▶ [EXERCISE PROMPT]: Collect every line in the records below that contains the word "Michel".

▶ [RECORDS PROVIDED]:
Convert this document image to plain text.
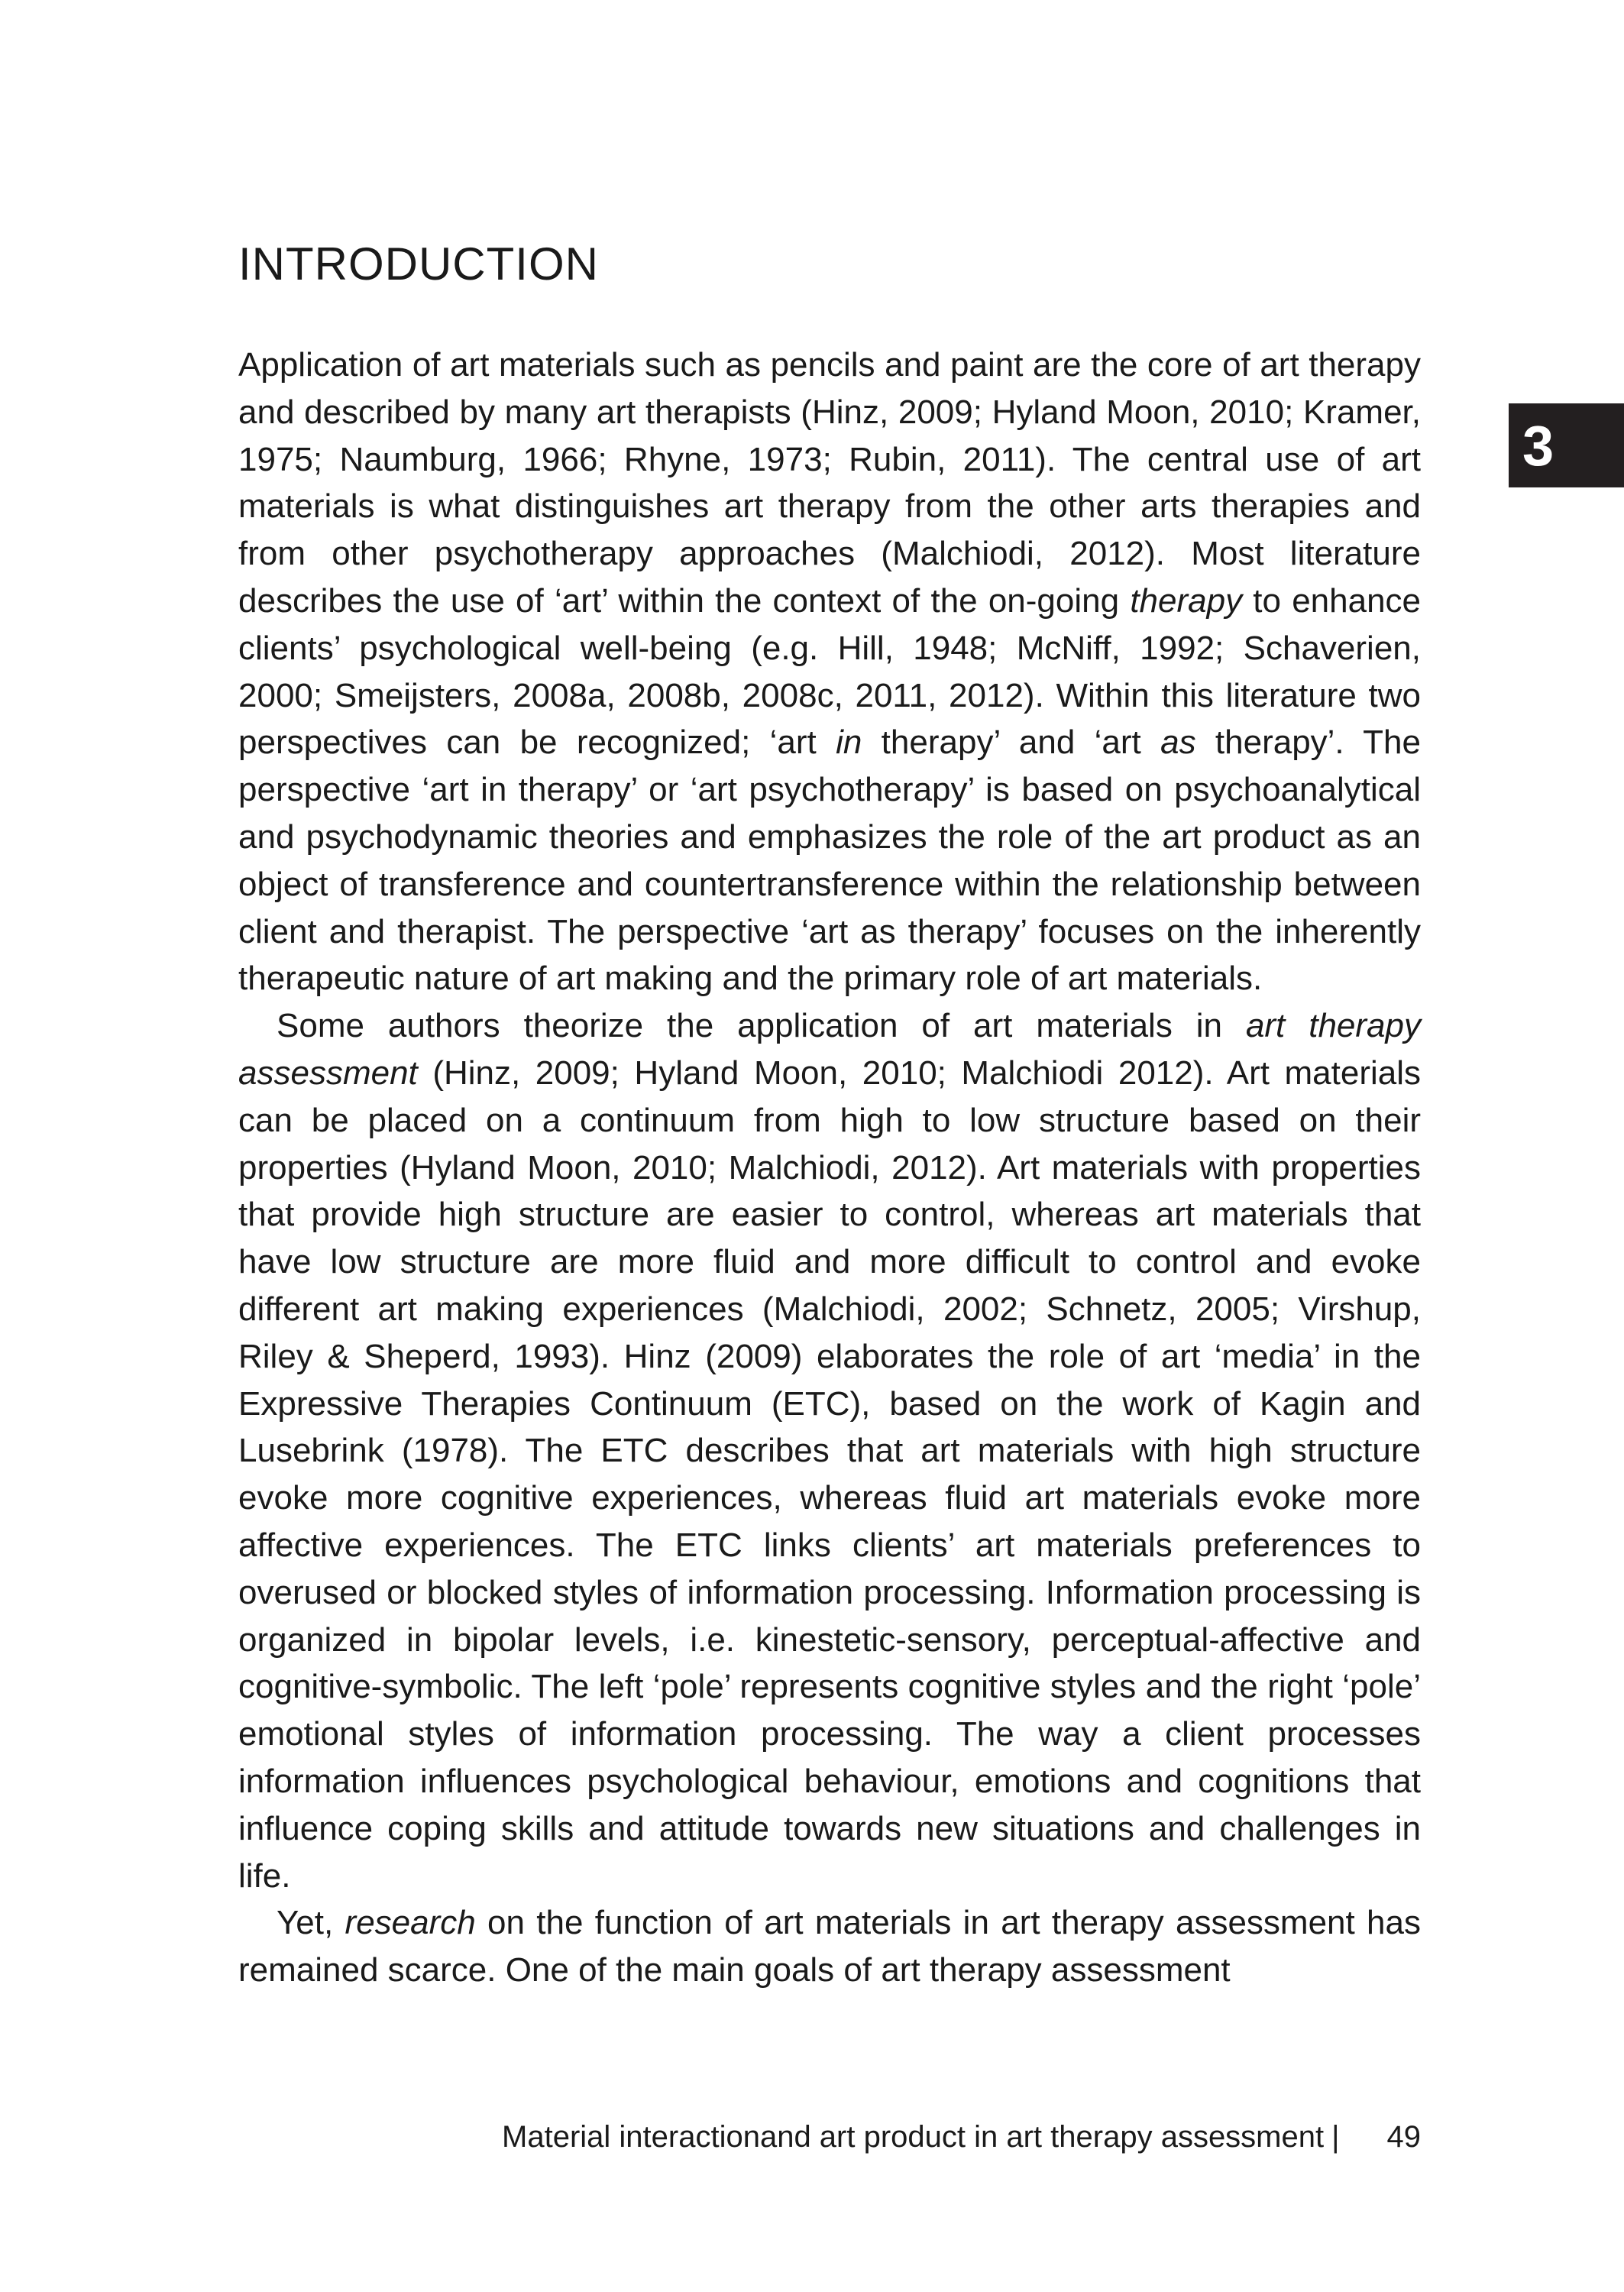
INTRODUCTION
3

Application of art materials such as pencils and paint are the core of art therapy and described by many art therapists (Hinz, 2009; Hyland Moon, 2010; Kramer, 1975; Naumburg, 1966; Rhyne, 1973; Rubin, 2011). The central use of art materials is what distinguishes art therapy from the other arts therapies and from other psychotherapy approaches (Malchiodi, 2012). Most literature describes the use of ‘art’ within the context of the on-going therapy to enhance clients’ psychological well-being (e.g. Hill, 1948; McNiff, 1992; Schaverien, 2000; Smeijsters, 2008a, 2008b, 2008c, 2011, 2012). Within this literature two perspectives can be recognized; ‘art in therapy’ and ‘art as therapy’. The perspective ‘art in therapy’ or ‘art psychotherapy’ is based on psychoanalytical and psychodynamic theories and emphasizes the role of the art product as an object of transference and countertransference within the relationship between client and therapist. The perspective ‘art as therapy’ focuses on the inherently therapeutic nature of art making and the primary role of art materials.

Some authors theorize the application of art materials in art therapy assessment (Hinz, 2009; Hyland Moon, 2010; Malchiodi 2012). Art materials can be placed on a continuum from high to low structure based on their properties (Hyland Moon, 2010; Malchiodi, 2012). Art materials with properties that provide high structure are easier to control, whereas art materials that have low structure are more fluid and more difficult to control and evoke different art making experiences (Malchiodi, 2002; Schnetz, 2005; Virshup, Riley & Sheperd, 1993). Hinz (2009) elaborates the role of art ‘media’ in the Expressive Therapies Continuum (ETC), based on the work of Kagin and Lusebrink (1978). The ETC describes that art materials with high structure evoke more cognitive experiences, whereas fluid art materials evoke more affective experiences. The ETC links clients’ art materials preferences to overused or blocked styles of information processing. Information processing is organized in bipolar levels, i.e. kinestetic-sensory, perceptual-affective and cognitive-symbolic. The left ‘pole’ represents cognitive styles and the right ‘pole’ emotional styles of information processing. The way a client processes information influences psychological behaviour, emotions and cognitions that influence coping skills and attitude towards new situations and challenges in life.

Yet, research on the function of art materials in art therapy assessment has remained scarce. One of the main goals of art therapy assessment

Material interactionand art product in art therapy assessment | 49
* * *
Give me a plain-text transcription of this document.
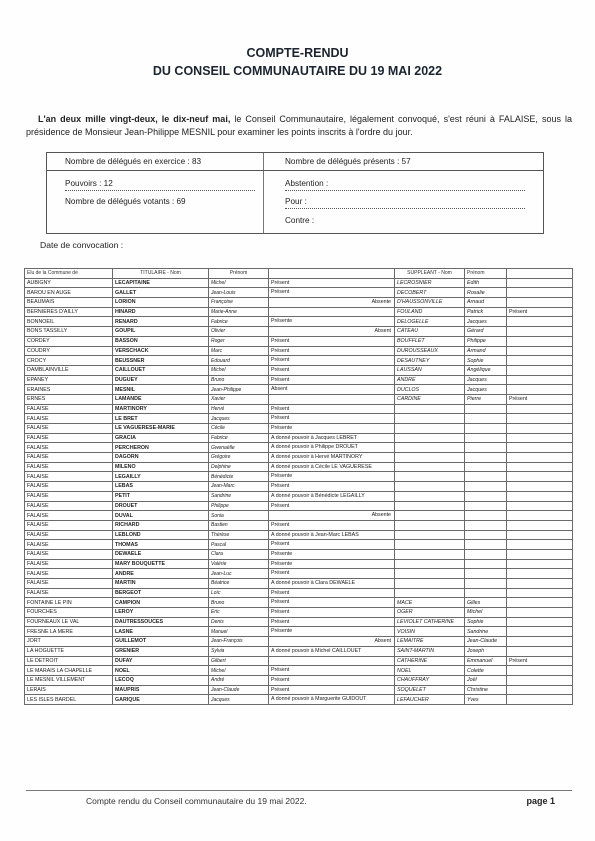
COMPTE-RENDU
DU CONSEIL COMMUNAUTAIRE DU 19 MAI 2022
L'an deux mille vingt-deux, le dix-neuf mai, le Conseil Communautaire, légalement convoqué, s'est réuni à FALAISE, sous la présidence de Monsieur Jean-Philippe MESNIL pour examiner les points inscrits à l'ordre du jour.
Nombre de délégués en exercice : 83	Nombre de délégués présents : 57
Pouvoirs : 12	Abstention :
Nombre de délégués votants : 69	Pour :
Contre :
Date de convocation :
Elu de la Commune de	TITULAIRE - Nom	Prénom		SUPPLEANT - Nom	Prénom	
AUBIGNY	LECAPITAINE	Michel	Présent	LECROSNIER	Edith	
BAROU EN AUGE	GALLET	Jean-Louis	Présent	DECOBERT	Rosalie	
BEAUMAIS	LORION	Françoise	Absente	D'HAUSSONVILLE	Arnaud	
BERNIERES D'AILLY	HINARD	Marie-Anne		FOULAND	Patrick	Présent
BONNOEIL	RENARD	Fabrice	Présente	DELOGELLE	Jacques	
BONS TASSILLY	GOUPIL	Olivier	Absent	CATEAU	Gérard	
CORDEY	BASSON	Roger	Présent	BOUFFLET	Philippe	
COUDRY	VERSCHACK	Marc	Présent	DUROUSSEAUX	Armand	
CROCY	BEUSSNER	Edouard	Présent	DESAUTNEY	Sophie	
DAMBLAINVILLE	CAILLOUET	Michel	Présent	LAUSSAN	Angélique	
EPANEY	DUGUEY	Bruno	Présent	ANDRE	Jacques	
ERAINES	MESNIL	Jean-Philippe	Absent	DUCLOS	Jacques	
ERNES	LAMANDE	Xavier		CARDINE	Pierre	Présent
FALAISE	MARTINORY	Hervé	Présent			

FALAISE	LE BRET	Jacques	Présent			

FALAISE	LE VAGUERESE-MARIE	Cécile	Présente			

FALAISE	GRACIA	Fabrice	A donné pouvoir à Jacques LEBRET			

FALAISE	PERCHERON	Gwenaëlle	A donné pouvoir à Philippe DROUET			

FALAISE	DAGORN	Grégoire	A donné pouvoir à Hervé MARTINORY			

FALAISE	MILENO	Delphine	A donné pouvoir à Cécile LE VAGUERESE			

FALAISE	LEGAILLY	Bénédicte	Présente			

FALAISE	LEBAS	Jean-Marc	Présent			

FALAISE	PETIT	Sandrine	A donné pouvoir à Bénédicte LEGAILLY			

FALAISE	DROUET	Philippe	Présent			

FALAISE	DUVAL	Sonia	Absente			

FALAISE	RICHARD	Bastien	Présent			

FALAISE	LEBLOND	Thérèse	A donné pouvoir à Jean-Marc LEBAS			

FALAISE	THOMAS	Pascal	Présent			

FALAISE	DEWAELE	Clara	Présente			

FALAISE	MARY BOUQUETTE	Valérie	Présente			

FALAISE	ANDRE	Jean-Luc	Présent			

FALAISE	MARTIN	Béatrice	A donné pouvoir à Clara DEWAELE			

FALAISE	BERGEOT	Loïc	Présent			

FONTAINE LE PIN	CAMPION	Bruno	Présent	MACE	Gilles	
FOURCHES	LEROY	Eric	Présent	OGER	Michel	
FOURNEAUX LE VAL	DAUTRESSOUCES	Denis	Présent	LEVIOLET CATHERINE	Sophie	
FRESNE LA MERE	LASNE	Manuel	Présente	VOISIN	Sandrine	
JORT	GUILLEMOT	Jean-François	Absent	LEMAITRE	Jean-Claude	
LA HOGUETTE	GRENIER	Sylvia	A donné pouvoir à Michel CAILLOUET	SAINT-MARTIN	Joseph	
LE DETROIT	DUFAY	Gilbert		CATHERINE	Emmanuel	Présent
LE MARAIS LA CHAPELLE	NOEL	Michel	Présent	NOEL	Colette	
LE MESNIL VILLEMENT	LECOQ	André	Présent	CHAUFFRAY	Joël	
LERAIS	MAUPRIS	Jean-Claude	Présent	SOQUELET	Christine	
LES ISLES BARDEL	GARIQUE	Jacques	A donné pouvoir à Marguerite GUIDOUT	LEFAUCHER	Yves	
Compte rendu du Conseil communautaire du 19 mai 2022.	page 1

▶ [RESPONSE BELOW]:
AUBIGNY	LECAPITAINE	Michel	Présent	LECROSNIER	Edith	
DAMBLAINVILLE	CAILLOUET	Michel	Présent	LAUSSAN	Angélique	
FOURCHES	LEROY	Eric	Présent	OGER	Michel	
LA HOGUETTE	GRENIER	Sylvia	A donné pouvoir à Michel CAILLOUET	SAINT-MARTIN	Joseph	
LE MARAIS LA CHAPELLE	NOEL	Michel	Présent	NOEL	Colette	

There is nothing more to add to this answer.